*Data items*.
**********

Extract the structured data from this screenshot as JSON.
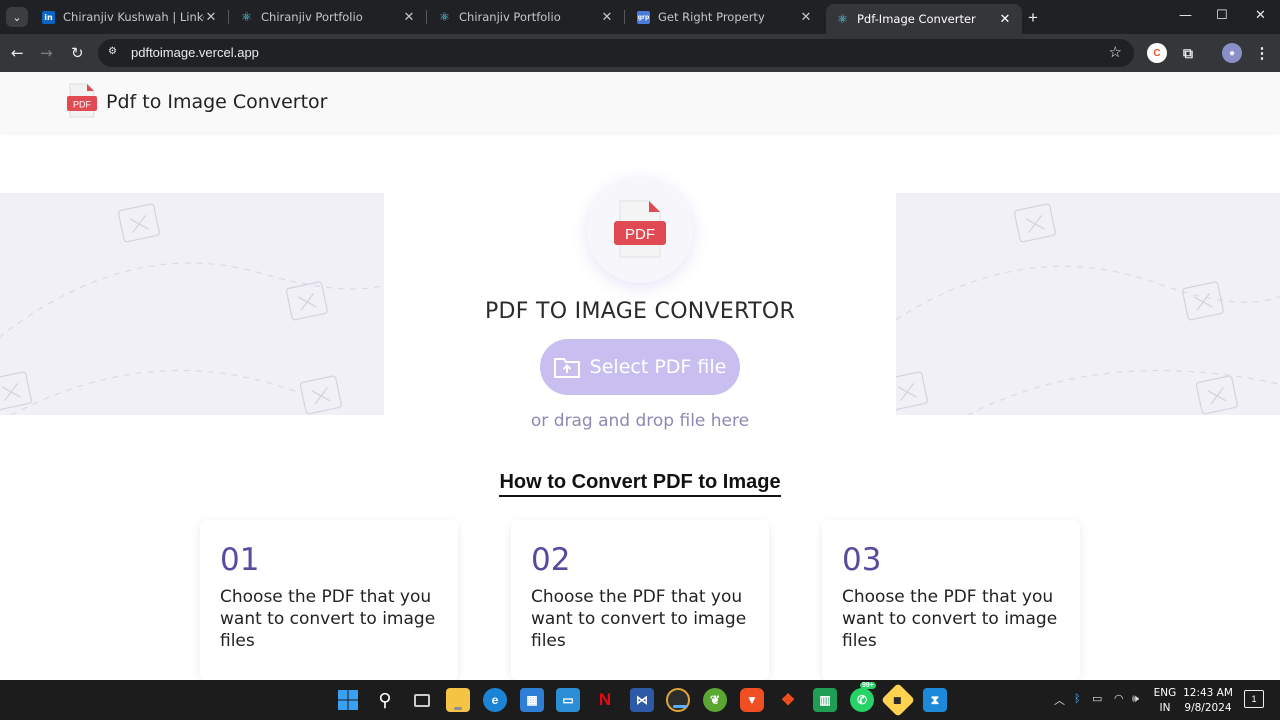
{
  "browser": {
    "tabs": [
      {
        "label": "Chiranjiv Kushwah | LinkedIn",
        "favicon": "linkedin-icon",
        "color": "#0a66c2"
      },
      {
        "label": "Chiranjiv Portfolio",
        "favicon": "react-icon",
        "color": "#61dafb"
      },
      {
        "label": "Chiranjiv Portfolio",
        "favicon": "react-icon",
        "color": "#61dafb"
      },
      {
        "label": "Get Right Property",
        "favicon": "grp-icon",
        "color": "#4a7bd8"
      },
      {
        "label": "Pdf-Image Converter",
        "favicon": "react-icon",
        "color": "#61dafb",
        "active": true
      }
    ],
    "url": "pdftoimage.vercel.app"
  },
  "site": {
    "brand_title": "Pdf to Image Convertor",
    "pdf_badge": "PDF",
    "hero_title": "PDF TO IMAGE CONVERTOR",
    "select_button": "Select PDF file",
    "drag_text": "or drag and drop file here",
    "how_title": "How to Convert PDF to Image",
    "steps": [
      {
        "num": "01",
        "text": "Choose the PDF that you want to convert to image files"
      },
      {
        "num": "02",
        "text": "Choose the PDF that you want to convert to image files"
      },
      {
        "num": "03",
        "text": "Choose the PDF that you want to convert to image files"
      }
    ],
    "colors": {
      "accent": "#c8bff0",
      "step_number": "#5a4a9e",
      "pdf_red": "#e04a52",
      "panel_bg": "#f1f0f7"
    }
  },
  "taskbar": {
    "whatsapp_badge": "99+",
    "lang_line1": "ENG",
    "lang_line2": "IN",
    "time": "12:43 AM",
    "date": "9/8/2024",
    "notif_count": "1"
  }
}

**********

*Your objective*. Using the records above, retype everything exactly except the pictures.

*Answer*.
Extract the structured data from this screenshot as JSON.
{
  "browser": {
    "tabs": [
      {
        "label": "Chiranjiv Kushwah | LinkedIn",
        "favicon": "linkedin-icon",
        "color": "#0a66c2"
      },
      {
        "label": "Chiranjiv Portfolio",
        "favicon": "react-icon",
        "color": "#61dafb"
      },
      {
        "label": "Chiranjiv Portfolio",
        "favicon": "react-icon",
        "color": "#61dafb"
      },
      {
        "label": "Get Right Property",
        "favicon": "grp-icon",
        "color": "#4a7bd8"
      },
      {
        "label": "Pdf-Image Converter",
        "favicon": "react-icon",
        "color": "#61dafb",
        "active": true
      }
    ],
    "url": "pdftoimage.vercel.app"
  },
  "site": {
    "brand_title": "Pdf to Image Convertor",
    "pdf_badge": "PDF",
    "hero_title": "PDF TO IMAGE CONVERTOR",
    "select_button": "Select PDF file",
    "drag_text": "or drag and drop file here",
    "how_title": "How to Convert PDF to Image",
    "steps": [
      {
        "num": "01",
        "text": "Choose the PDF that you want to convert to image files"
      },
      {
        "num": "02",
        "text": "Choose the PDF that you want to convert to image files"
      },
      {
        "num": "03",
        "text": "Choose the PDF that you want to convert to image files"
      }
    ],
    "colors": {
      "accent": "#c8bff0",
      "step_number": "#5a4a9e",
      "pdf_red": "#e04a52",
      "panel_bg": "#f1f0f7"
    }
  },
  "taskbar": {
    "whatsapp_badge": "99+",
    "lang_line1": "ENG",
    "lang_line2": "IN",
    "time": "12:43 AM",
    "date": "9/8/2024",
    "notif_count": "1"
  }
}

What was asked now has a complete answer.